Brief.
Count the lines in the rows below that contain the string "elements", treating uppercase and lowercase as different. Give only the number.
%%
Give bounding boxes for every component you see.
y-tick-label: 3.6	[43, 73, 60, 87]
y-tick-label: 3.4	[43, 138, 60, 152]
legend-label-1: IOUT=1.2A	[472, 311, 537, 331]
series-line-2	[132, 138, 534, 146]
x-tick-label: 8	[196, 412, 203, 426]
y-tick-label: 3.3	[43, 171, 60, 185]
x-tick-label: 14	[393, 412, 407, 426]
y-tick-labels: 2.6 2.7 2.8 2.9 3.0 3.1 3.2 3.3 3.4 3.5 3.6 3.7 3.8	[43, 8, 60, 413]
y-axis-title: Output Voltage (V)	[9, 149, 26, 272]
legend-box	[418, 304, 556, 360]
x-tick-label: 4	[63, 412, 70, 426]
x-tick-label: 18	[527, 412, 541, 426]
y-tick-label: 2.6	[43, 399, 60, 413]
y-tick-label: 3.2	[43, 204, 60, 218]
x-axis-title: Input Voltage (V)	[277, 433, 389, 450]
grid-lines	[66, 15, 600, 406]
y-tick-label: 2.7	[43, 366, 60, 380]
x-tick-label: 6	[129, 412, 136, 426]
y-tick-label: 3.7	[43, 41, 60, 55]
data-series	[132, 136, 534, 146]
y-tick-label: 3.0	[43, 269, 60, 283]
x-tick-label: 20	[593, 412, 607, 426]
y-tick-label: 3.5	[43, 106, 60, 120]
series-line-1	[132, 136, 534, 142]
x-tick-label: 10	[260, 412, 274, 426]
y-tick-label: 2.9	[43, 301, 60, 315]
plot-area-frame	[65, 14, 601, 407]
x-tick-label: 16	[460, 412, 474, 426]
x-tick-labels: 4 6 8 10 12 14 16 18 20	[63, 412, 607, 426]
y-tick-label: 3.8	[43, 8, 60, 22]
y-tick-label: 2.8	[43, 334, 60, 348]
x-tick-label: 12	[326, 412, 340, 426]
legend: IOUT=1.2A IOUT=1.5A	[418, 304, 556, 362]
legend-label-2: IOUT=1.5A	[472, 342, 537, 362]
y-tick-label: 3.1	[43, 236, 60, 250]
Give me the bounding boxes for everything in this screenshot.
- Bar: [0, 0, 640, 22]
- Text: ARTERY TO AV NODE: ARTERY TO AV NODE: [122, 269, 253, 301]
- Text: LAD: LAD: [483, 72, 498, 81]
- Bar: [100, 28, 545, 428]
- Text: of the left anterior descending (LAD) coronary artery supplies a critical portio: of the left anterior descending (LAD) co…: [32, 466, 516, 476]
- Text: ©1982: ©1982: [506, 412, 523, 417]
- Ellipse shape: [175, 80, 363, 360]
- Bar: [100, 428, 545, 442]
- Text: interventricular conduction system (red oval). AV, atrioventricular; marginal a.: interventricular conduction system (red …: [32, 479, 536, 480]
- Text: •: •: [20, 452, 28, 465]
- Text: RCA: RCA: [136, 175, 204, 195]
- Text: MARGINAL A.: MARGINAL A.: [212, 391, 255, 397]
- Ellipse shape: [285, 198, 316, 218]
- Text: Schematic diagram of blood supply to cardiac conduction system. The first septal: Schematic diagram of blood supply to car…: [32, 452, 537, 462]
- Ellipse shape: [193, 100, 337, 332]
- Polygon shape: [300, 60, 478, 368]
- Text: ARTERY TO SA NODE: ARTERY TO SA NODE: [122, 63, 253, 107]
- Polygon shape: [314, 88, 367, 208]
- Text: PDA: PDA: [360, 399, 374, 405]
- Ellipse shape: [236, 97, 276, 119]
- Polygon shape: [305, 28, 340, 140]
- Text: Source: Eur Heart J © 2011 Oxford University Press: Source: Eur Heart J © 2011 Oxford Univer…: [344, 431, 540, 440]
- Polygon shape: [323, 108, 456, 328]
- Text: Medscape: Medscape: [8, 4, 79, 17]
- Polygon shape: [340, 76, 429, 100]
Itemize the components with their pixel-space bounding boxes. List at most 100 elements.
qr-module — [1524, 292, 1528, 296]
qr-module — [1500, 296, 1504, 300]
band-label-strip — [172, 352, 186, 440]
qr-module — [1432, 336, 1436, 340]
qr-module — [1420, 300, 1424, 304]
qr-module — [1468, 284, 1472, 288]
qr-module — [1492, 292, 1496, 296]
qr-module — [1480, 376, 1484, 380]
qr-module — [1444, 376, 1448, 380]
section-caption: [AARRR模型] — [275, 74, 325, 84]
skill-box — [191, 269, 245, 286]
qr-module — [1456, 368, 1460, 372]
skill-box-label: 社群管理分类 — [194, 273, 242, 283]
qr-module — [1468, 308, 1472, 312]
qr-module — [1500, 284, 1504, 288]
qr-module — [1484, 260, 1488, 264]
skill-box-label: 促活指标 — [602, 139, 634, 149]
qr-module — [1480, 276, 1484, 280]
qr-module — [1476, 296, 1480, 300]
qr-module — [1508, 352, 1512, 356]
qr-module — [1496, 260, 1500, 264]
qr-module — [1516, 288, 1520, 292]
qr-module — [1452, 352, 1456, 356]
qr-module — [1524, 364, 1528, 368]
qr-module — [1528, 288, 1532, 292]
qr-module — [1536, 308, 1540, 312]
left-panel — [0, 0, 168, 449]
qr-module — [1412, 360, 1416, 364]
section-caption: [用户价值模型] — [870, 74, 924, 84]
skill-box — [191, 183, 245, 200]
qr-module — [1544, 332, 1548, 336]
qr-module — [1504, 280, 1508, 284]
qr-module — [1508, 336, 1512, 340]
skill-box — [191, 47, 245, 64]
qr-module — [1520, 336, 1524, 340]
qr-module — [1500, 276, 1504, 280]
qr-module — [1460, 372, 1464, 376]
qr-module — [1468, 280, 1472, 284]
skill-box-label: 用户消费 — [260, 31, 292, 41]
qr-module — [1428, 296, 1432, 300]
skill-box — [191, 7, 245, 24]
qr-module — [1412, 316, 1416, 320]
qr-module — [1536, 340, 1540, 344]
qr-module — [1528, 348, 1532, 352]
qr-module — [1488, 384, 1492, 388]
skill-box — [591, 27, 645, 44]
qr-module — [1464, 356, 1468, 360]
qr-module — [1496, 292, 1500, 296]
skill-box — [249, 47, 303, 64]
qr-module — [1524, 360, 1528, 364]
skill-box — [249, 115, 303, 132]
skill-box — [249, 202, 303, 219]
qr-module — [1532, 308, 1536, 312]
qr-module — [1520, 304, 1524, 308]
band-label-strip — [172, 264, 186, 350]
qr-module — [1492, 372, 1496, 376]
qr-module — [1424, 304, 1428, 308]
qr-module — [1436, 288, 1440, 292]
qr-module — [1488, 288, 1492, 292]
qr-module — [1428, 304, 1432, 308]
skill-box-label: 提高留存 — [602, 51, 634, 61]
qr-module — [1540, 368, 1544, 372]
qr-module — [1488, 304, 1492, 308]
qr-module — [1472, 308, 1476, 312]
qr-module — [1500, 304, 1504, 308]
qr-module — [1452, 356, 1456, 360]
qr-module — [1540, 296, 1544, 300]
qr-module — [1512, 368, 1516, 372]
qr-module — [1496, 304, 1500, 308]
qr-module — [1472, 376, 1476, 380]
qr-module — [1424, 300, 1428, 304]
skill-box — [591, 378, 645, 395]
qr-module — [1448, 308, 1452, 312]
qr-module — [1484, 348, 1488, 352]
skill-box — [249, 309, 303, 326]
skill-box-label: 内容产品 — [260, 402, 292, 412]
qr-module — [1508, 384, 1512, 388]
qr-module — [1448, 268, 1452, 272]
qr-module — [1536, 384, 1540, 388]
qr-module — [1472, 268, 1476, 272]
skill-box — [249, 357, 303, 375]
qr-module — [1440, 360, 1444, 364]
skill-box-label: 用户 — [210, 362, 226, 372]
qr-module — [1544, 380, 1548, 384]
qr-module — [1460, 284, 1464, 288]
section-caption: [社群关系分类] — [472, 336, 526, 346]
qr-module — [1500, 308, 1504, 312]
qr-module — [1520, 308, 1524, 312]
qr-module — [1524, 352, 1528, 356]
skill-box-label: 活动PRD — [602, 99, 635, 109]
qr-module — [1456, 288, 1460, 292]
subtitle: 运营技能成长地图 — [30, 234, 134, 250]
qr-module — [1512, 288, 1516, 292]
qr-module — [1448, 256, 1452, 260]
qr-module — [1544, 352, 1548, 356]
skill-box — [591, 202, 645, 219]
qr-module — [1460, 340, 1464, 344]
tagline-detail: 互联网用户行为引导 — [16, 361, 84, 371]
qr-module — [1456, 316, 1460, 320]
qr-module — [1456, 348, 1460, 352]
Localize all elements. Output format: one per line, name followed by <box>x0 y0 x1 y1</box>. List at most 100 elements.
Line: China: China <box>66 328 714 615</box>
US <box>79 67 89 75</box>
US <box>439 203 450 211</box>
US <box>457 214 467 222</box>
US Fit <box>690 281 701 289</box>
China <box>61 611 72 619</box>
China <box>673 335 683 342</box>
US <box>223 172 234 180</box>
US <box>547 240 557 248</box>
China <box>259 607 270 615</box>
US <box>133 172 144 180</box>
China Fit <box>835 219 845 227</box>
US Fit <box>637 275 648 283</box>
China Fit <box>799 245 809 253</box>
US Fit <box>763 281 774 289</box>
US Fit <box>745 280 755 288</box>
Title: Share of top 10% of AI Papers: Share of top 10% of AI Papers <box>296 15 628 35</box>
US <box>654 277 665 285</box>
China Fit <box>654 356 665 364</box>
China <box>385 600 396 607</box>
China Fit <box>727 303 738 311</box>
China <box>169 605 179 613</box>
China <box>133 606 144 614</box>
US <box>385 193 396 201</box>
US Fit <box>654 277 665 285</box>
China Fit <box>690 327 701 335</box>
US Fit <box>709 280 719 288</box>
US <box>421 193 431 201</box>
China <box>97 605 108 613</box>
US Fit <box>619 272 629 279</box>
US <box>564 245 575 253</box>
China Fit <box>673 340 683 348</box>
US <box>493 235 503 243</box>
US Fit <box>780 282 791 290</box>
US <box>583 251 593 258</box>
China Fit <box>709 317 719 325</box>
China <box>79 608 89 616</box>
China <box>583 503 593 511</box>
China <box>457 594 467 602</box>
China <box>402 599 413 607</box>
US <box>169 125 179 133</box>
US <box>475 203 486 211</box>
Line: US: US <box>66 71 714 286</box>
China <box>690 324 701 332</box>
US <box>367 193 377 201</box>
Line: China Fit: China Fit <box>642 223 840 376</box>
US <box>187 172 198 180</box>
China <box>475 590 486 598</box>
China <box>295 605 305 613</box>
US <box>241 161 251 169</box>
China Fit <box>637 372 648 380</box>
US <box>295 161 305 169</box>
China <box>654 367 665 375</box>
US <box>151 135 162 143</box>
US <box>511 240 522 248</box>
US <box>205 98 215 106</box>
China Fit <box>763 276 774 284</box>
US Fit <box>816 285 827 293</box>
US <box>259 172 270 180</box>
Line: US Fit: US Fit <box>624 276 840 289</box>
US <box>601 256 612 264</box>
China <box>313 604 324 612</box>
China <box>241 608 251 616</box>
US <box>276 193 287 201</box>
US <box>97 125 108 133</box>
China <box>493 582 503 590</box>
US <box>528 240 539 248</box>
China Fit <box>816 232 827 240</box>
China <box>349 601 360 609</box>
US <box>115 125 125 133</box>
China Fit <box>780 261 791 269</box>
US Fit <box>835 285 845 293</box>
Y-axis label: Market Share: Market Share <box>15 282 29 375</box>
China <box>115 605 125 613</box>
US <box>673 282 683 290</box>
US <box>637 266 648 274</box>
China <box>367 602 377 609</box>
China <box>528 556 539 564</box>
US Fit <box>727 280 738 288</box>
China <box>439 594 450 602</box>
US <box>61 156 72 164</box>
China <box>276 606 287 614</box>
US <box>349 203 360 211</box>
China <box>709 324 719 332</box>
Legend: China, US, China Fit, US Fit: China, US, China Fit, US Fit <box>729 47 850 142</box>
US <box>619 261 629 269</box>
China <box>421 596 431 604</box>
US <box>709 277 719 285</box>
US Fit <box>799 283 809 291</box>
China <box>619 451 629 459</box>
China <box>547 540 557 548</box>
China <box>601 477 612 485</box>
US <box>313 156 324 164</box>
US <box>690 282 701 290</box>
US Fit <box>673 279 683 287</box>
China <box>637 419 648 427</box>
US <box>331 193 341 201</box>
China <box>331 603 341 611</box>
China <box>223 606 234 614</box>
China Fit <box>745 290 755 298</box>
%%
Exercise answer.
2